THE REQUEST: Only the lines starting at the one that contains "Transcribe this image's" and running to the end should be repeated, exactly as written.

INPUT ROWS:
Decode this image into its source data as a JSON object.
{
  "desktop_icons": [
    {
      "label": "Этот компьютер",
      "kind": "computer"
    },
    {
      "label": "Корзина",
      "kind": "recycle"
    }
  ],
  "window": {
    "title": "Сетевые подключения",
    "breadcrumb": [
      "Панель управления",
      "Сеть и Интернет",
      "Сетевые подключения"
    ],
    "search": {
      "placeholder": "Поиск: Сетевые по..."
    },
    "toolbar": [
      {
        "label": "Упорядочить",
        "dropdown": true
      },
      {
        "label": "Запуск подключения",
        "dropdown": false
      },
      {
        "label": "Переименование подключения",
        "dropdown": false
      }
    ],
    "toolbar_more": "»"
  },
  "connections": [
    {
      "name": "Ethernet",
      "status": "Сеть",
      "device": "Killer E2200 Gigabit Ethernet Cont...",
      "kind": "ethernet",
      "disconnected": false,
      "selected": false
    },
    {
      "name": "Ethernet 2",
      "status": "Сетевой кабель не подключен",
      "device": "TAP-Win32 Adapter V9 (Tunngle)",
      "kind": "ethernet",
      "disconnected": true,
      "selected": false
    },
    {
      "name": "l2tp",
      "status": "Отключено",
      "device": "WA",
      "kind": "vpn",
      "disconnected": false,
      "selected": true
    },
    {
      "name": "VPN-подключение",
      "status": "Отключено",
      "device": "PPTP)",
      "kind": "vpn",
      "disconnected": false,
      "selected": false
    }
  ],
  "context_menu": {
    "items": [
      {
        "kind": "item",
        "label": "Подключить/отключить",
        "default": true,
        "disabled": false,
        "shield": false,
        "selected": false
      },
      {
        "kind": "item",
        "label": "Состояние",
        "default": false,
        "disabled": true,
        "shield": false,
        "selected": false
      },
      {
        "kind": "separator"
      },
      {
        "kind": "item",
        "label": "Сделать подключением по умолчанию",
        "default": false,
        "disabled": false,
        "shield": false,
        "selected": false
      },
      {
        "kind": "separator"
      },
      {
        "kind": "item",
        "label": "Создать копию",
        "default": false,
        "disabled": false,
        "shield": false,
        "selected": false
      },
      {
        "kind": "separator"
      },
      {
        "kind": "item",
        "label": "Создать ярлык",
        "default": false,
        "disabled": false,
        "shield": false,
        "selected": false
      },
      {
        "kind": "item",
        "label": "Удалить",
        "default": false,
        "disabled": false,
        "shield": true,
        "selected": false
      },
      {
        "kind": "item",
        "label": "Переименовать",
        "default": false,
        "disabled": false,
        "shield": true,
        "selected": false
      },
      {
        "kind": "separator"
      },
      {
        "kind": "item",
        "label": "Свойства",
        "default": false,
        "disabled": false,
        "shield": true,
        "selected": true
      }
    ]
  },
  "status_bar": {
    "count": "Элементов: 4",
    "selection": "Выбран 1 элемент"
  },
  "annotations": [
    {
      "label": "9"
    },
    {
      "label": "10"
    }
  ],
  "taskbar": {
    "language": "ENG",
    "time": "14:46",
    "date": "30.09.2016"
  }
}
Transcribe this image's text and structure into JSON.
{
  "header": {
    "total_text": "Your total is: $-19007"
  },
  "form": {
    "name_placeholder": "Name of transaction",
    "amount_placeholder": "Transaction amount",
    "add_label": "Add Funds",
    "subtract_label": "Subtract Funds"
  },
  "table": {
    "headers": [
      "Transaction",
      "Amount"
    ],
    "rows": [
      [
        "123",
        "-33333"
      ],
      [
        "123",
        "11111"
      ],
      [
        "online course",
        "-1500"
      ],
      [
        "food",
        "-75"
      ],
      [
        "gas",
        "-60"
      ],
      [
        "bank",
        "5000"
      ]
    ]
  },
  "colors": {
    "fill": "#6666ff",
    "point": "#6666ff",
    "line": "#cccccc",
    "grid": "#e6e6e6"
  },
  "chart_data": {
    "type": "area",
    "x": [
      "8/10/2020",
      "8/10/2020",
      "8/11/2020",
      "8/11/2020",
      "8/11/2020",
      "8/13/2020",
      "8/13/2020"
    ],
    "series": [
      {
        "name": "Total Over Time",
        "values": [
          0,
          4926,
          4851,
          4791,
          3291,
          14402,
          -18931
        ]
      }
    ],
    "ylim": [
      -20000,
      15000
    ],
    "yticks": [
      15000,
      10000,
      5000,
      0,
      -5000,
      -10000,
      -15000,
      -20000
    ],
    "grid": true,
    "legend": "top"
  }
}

SOLVED PROBLEM:
Transcribe this image's text and structure into JSON.
{
  "header": {
    "total_text": "Your total is: $-19007"
  },
  "form": {
    "name_placeholder": "Name of transaction",
    "amount_placeholder": "Transaction amount",
    "add_label": "Add Funds",
    "subtract_label": "Subtract Funds"
  },
  "table": {
    "headers": [
      "Transaction",
      "Amount"
    ],
    "rows": [
      [
        "123",
        "-33333"
      ],
      [
        "123",
        "11111"
      ],
      [
        "online course",
        "-1500"
      ],
      [
        "food",
        "-75"
      ],
      [
        "gas",
        "-60"
      ],
      [
        "bank",
        "5000"
      ]
    ]
  },
  "colors": {
    "fill": "#6666ff",
    "point": "#6666ff",
    "line": "#cccccc",
    "grid": "#e6e6e6"
  },
  "chart_data": {
    "type": "area",
    "x": [
      "8/10/2020",
      "8/10/2020",
      "8/11/2020",
      "8/11/2020",
      "8/11/2020",
      "8/13/2020",
      "8/13/2020"
    ],
    "series": [
      {
        "name": "Total Over Time",
        "values": [
          0,
          4926,
          4851,
          4791,
          3291,
          14402,
          -18931
        ]
      }
    ],
    "ylim": [
      -20000,
      15000
    ],
    "yticks": [
      15000,
      10000,
      5000,
      0,
      -5000,
      -10000,
      -15000,
      -20000
    ],
    "grid": true,
    "legend": "top"
  }
}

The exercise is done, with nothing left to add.